Material shown
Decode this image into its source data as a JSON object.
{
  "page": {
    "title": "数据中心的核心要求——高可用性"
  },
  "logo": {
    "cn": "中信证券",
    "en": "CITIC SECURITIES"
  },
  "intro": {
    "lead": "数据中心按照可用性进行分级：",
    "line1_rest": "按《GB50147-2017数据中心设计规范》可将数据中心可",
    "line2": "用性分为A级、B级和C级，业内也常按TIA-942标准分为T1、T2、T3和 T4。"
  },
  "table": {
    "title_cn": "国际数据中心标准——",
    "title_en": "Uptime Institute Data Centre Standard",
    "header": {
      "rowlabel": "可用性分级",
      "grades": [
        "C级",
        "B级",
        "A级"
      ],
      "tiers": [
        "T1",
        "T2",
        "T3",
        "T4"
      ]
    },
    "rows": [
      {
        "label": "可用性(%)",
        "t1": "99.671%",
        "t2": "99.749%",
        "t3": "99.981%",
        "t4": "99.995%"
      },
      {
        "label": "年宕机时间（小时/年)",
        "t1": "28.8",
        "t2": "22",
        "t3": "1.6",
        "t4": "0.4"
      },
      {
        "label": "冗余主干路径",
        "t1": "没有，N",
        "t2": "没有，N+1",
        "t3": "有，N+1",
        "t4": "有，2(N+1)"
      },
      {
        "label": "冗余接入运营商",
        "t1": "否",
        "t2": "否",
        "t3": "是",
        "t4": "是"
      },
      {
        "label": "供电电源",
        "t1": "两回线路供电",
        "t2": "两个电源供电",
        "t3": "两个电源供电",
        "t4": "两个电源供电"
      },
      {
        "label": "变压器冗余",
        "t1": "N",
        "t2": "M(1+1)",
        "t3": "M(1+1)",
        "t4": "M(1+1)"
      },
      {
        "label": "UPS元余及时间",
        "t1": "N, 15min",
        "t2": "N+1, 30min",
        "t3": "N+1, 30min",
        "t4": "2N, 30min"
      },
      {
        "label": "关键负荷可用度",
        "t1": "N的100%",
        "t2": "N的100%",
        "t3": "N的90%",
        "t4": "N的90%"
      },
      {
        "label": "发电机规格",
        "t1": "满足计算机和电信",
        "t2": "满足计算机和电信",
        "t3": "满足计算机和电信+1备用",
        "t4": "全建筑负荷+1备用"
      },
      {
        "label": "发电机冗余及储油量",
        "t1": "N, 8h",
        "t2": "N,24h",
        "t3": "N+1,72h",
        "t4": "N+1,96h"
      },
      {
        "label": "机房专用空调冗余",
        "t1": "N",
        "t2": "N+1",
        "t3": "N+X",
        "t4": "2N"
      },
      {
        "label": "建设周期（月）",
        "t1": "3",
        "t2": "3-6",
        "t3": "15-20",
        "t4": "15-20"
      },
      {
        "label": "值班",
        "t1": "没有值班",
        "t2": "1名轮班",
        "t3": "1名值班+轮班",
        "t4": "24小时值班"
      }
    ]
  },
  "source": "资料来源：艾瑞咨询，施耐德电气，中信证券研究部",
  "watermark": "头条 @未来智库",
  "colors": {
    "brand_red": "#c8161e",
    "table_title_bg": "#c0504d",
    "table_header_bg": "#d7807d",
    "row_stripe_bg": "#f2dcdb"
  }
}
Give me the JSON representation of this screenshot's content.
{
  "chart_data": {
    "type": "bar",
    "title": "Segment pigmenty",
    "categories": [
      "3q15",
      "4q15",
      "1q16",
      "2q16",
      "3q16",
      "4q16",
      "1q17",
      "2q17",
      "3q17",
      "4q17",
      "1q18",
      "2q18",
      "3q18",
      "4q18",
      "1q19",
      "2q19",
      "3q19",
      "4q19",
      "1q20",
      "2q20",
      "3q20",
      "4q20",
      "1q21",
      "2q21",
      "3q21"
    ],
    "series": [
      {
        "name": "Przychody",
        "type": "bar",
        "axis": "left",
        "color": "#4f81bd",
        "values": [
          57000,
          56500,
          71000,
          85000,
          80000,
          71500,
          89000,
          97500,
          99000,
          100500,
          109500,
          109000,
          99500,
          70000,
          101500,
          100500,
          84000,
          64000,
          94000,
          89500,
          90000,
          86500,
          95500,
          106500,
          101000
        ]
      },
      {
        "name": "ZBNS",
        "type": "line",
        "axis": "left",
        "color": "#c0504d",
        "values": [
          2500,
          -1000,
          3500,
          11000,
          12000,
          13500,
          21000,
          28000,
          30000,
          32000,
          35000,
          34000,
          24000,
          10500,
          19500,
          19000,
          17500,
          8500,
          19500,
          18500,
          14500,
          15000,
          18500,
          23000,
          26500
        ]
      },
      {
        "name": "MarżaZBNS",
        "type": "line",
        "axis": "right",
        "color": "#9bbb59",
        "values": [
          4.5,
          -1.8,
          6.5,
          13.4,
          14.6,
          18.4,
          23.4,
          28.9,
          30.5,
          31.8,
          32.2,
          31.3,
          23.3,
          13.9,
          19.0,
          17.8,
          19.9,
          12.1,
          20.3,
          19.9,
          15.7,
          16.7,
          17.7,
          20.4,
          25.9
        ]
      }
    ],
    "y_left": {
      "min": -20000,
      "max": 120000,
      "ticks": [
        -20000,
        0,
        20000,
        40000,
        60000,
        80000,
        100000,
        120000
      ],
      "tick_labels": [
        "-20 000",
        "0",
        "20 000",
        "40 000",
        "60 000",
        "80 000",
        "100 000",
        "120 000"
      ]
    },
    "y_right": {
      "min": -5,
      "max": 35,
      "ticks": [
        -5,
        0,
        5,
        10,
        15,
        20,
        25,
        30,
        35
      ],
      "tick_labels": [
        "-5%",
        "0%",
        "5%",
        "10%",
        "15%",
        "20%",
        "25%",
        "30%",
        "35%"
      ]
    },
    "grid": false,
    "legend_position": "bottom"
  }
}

Task description
Copy every line of the records above that holds the word "type".

Exercise response
    "type": "bar",
        "type": "bar",
        "type": "line",
        "type": "line",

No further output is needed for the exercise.